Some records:
☆ ☆ ☆ ☆ ☆ ☆ ☆
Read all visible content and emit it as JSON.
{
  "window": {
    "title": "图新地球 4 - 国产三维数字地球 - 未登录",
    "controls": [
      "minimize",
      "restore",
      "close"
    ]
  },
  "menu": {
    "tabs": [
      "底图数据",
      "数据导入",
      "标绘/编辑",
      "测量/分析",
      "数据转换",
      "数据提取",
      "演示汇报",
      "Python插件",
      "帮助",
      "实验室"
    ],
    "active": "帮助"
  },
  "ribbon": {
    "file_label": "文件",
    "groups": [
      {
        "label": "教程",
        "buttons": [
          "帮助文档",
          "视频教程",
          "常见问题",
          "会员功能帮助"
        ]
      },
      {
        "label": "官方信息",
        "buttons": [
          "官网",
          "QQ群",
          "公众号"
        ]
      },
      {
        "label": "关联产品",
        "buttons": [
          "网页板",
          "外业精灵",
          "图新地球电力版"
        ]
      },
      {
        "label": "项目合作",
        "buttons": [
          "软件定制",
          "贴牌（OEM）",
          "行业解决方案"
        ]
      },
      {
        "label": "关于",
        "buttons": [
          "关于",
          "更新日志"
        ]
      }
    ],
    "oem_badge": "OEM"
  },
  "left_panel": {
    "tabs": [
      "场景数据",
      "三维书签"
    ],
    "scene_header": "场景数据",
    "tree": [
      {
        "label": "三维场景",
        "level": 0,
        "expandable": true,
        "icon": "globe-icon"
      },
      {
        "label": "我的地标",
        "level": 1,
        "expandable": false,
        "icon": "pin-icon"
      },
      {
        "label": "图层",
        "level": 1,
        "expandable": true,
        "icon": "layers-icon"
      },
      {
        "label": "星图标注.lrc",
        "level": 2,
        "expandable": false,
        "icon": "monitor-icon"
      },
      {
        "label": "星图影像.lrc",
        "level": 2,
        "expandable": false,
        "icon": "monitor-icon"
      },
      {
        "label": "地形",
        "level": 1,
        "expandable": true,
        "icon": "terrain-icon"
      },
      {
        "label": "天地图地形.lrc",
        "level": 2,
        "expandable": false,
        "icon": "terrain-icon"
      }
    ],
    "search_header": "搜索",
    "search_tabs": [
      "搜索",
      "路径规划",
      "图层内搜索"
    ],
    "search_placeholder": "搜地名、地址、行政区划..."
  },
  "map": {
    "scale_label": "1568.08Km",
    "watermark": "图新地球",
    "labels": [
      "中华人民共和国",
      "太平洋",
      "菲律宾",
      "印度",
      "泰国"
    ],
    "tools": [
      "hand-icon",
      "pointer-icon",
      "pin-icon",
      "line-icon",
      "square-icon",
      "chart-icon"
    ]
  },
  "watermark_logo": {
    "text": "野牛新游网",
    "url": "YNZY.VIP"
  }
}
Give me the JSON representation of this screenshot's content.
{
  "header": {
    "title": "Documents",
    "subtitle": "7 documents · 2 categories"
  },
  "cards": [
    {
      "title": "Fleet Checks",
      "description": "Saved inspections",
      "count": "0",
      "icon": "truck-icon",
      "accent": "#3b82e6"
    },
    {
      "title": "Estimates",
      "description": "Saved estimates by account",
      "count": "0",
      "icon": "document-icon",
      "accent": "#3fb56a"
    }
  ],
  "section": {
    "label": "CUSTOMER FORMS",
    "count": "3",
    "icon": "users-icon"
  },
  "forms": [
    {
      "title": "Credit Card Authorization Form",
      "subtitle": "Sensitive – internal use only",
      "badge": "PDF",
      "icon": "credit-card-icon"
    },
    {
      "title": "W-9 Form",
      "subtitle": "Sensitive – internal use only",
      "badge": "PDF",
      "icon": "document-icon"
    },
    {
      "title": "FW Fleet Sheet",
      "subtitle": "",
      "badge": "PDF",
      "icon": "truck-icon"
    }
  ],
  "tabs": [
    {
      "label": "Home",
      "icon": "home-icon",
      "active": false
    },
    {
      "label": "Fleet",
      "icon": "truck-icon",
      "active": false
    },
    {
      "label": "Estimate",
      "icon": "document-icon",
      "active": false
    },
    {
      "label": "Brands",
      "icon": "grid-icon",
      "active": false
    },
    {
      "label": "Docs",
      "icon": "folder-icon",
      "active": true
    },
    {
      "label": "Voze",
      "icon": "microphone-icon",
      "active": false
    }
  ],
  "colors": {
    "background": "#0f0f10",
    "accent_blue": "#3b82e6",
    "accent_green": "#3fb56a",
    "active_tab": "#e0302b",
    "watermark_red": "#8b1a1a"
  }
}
☆ ☆ ☆ ☆ ☆ ☆ ☆
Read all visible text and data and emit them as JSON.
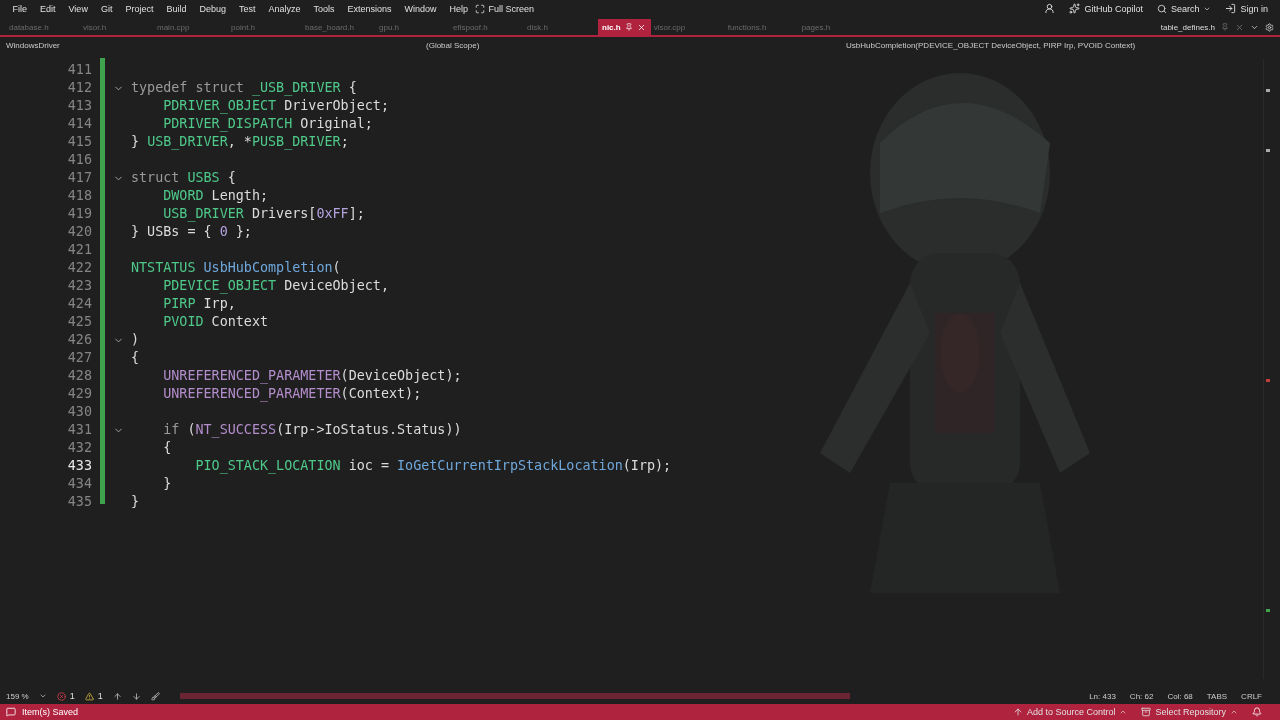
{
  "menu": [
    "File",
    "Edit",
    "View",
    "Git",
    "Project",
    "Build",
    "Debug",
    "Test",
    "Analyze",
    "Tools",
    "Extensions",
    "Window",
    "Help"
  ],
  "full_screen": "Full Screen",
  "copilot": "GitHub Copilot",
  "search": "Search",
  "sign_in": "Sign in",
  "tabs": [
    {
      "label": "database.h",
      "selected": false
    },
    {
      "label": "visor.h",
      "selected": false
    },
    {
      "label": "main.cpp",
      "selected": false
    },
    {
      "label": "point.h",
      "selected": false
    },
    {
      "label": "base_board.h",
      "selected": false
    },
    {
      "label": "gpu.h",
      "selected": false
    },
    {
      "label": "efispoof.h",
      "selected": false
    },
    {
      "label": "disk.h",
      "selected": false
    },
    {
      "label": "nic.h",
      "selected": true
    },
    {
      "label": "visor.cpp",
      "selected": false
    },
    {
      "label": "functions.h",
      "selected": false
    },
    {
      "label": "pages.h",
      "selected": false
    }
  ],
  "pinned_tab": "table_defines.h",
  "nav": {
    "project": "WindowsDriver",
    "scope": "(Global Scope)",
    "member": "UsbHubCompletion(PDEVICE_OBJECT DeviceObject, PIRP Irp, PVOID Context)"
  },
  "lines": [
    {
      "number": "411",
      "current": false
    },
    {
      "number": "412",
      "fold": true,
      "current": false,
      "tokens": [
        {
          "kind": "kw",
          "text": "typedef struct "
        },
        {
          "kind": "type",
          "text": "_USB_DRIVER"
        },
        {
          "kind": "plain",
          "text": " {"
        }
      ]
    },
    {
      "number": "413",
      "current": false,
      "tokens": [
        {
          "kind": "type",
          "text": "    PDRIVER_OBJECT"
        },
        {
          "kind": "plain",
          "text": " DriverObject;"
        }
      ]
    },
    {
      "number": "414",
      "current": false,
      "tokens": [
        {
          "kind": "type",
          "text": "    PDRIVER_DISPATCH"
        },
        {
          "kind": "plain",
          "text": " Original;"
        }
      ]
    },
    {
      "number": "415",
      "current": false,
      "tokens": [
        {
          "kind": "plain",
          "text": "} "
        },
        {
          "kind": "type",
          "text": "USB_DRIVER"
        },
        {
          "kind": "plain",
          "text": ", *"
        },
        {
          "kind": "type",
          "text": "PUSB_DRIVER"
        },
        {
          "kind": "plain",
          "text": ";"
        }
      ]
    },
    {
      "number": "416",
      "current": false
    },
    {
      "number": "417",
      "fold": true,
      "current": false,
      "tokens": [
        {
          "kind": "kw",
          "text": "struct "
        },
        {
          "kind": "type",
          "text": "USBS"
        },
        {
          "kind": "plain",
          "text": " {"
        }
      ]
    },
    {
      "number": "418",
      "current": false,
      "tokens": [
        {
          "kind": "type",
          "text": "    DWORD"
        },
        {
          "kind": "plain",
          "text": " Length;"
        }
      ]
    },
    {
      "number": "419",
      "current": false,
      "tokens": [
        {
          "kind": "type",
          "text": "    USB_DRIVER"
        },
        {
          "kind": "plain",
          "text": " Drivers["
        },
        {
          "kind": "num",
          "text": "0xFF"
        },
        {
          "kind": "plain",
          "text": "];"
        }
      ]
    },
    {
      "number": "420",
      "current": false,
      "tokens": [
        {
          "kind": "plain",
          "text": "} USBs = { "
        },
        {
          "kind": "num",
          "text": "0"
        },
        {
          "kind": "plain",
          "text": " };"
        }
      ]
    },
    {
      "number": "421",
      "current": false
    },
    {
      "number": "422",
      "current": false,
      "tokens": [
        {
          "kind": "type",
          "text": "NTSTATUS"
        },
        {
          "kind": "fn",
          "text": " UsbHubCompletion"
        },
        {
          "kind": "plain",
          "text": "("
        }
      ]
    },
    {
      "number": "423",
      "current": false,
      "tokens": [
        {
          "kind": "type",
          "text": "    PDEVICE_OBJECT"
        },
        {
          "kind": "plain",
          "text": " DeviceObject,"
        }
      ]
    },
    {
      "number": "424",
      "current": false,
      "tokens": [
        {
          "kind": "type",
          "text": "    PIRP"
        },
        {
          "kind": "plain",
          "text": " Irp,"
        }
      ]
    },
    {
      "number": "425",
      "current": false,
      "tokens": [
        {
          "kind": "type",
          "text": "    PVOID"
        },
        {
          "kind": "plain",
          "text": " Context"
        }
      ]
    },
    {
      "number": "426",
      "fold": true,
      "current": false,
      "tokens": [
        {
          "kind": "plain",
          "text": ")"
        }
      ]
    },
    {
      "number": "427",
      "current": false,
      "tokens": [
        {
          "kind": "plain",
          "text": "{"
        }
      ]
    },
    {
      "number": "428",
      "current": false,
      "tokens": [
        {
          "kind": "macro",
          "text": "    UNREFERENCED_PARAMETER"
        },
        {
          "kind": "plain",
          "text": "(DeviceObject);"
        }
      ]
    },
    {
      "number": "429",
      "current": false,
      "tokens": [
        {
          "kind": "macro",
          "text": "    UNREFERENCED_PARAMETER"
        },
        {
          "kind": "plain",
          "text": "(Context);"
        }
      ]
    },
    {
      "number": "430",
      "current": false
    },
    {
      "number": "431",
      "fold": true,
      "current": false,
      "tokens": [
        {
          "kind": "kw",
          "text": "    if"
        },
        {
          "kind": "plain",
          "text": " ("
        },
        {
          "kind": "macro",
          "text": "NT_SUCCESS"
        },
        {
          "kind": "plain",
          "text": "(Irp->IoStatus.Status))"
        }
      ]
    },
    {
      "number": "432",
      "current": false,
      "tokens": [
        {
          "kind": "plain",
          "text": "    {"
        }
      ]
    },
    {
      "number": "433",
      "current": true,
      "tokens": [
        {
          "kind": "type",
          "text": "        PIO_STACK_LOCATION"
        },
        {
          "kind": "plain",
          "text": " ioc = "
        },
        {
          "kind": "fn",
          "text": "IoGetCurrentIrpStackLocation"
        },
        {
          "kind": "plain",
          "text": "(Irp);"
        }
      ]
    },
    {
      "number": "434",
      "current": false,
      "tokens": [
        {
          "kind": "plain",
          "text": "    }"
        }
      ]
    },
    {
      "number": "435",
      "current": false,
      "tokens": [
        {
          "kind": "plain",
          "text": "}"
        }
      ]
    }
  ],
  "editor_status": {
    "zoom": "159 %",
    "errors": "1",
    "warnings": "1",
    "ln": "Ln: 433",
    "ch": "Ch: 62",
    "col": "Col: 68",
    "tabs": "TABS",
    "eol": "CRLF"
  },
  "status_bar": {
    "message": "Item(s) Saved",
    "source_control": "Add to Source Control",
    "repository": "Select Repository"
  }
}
☆ ☆ ☆ ☆ ☆ ☆ ☆
Given instruction: In the entries above, identify every line with the word "visible". Copy those lines.

Answer to the task:
Read all visible content and emit it as JSON.
Read all visible text and data and emit them as JSON.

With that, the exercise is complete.